Transcribe all of the records precisely as they are presented.

Records to process:
-------

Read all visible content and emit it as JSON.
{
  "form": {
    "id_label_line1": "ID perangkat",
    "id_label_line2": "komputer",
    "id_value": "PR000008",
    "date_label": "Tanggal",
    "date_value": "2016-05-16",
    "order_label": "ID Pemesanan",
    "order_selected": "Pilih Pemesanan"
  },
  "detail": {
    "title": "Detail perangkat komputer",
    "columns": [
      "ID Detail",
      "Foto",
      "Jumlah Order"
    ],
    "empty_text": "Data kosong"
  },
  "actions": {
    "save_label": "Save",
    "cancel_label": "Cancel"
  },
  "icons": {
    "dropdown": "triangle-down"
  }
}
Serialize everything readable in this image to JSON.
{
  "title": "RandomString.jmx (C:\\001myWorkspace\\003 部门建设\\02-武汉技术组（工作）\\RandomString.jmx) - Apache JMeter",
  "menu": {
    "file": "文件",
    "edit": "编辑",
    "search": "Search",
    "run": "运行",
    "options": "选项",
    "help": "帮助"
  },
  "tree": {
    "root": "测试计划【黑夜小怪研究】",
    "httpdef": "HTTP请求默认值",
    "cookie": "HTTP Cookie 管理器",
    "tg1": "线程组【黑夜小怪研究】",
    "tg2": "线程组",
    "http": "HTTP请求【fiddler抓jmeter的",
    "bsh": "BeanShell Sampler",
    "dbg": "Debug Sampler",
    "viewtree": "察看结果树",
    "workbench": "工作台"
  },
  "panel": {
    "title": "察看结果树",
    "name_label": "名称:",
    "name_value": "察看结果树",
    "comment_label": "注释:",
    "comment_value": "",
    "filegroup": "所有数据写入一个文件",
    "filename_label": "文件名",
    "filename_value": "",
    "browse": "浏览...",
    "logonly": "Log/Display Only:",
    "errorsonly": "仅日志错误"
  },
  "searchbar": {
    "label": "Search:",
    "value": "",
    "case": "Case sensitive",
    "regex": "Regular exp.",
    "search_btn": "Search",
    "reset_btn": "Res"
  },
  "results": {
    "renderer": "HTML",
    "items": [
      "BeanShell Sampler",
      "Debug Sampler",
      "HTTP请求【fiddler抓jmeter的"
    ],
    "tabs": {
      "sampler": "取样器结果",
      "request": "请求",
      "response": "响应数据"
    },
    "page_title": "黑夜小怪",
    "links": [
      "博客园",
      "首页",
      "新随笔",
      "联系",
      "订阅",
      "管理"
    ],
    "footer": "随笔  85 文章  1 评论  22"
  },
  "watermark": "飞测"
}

-------

Reply to the exercise:
Read all visible content and emit it as JSON.
{
  "form": {
    "id_label_line1": "ID perangkat",
    "id_label_line2": "komputer",
    "id_value": "PR000008",
    "date_label": "Tanggal",
    "date_value": "2016-05-16",
    "order_label": "ID Pemesanan",
    "order_selected": "Pilih Pemesanan"
  },
  "detail": {
    "title": "Detail perangkat komputer",
    "columns": [
      "ID Detail",
      "Foto",
      "Jumlah Order"
    ],
    "empty_text": "Data kosong"
  },
  "actions": {
    "save_label": "Save",
    "cancel_label": "Cancel"
  },
  "icons": {
    "dropdown": "triangle-down"
  }
}
Serialize everything readable in this image to JSON.
{
  "title": "RandomString.jmx (C:\\001myWorkspace\\003 部门建设\\02-武汉技术组（工作）\\RandomString.jmx) - Apache JMeter",
  "menu": {
    "file": "文件",
    "edit": "编辑",
    "search": "Search",
    "run": "运行",
    "options": "选项",
    "help": "帮助"
  },
  "tree": {
    "root": "测试计划【黑夜小怪研究】",
    "httpdef": "HTTP请求默认值",
    "cookie": "HTTP Cookie 管理器",
    "tg1": "线程组【黑夜小怪研究】",
    "tg2": "线程组",
    "http": "HTTP请求【fiddler抓jmeter的",
    "bsh": "BeanShell Sampler",
    "dbg": "Debug Sampler",
    "viewtree": "察看结果树",
    "workbench": "工作台"
  },
  "panel": {
    "title": "察看结果树",
    "name_label": "名称:",
    "name_value": "察看结果树",
    "comment_label": "注释:",
    "comment_value": "",
    "filegroup": "所有数据写入一个文件",
    "filename_label": "文件名",
    "filename_value": "",
    "browse": "浏览...",
    "logonly": "Log/Display Only:",
    "errorsonly": "仅日志错误"
  },
  "searchbar": {
    "label": "Search:",
    "value": "",
    "case": "Case sensitive",
    "regex": "Regular exp.",
    "search_btn": "Search",
    "reset_btn": "Res"
  },
  "results": {
    "renderer": "HTML",
    "items": [
      "BeanShell Sampler",
      "Debug Sampler",
      "HTTP请求【fiddler抓jmeter的"
    ],
    "tabs": {
      "sampler": "取样器结果",
      "request": "请求",
      "response": "响应数据"
    },
    "page_title": "黑夜小怪",
    "links": [
      "博客园",
      "首页",
      "新随笔",
      "联系",
      "订阅",
      "管理"
    ],
    "footer": "随笔  85 文章  1 评论  22"
  },
  "watermark": "飞测"
}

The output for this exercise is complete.